▸ WHAT IS BEING ASKED
Find the word "date" in the data. Return every line where it appears.

Stored data entries
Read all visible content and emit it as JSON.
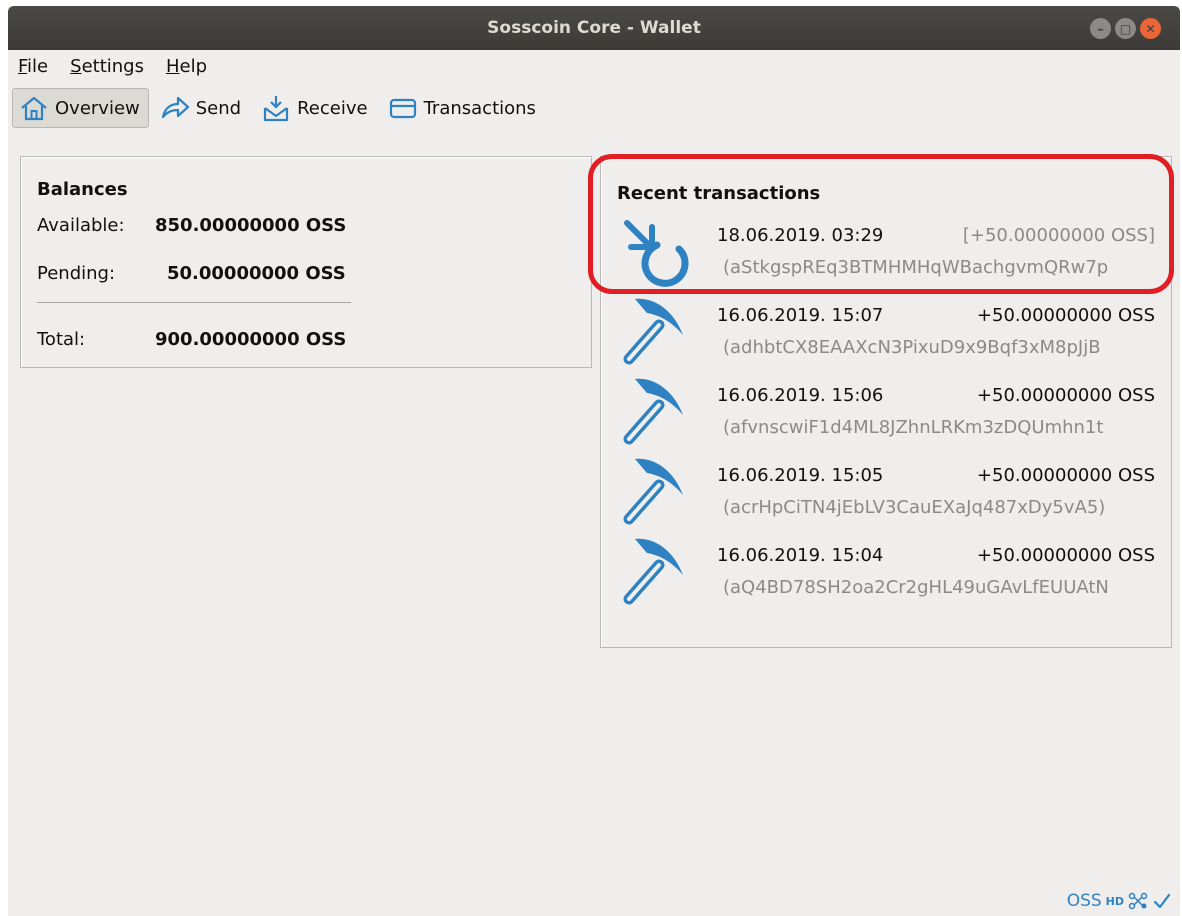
{
  "window": {
    "title": "Sosscoin Core - Wallet"
  },
  "menu": [
    {
      "first": "F",
      "rest": "ile"
    },
    {
      "first": "S",
      "rest": "ettings"
    },
    {
      "first": "H",
      "rest": "elp"
    }
  ],
  "toolbar": {
    "overview": "Overview",
    "send": "Send",
    "receive": "Receive",
    "transactions": "Transactions"
  },
  "balances": {
    "title": "Balances",
    "available_label": "Available:",
    "available_value": "850.00000000 OSS",
    "pending_label": "Pending:",
    "pending_value": "50.00000000 OSS",
    "total_label": "Total:",
    "total_value": "900.00000000 OSS"
  },
  "recent": {
    "title": "Recent transactions",
    "items": [
      {
        "type": "pending-icon",
        "date": "18.06.2019. 03:29",
        "amount": "[+50.00000000 OSS]",
        "address": "(aStkgspREq3BTMHMHqWBachgvmQRw7p"
      },
      {
        "type": "mined-icon",
        "date": "16.06.2019. 15:07",
        "amount": "+50.00000000 OSS",
        "address": "(adhbtCX8EAAXcN3PixuD9x9Bqf3xM8pJjB"
      },
      {
        "type": "mined-icon",
        "date": "16.06.2019. 15:06",
        "amount": "+50.00000000 OSS",
        "address": "(afvnscwiF1d4ML8JZhnLRKm3zDQUmhn1t"
      },
      {
        "type": "mined-icon",
        "date": "16.06.2019. 15:05",
        "amount": "+50.00000000 OSS",
        "address": "(acrHpCiTN4jEbLV3CauEXaJq487xDy5vA5)"
      },
      {
        "type": "mined-icon",
        "date": "16.06.2019. 15:04",
        "amount": "+50.00000000 OSS",
        "address": "(aQ4BD78SH2oa2Cr2gHL49uGAvLfEUUAtN"
      }
    ]
  },
  "status": {
    "unit": "OSS",
    "hd": "HD"
  },
  "colors": {
    "accent": "#2f82c2",
    "highlight": "#e01e24",
    "titlebar": "#3c3b37"
  }
}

▸ FINAL ANSWER
        "date": "18.06.2019. 03:29",
        "date": "16.06.2019. 15:07",
        "date": "16.06.2019. 15:06",
        "date": "16.06.2019. 15:05",
        "date": "16.06.2019. 15:04",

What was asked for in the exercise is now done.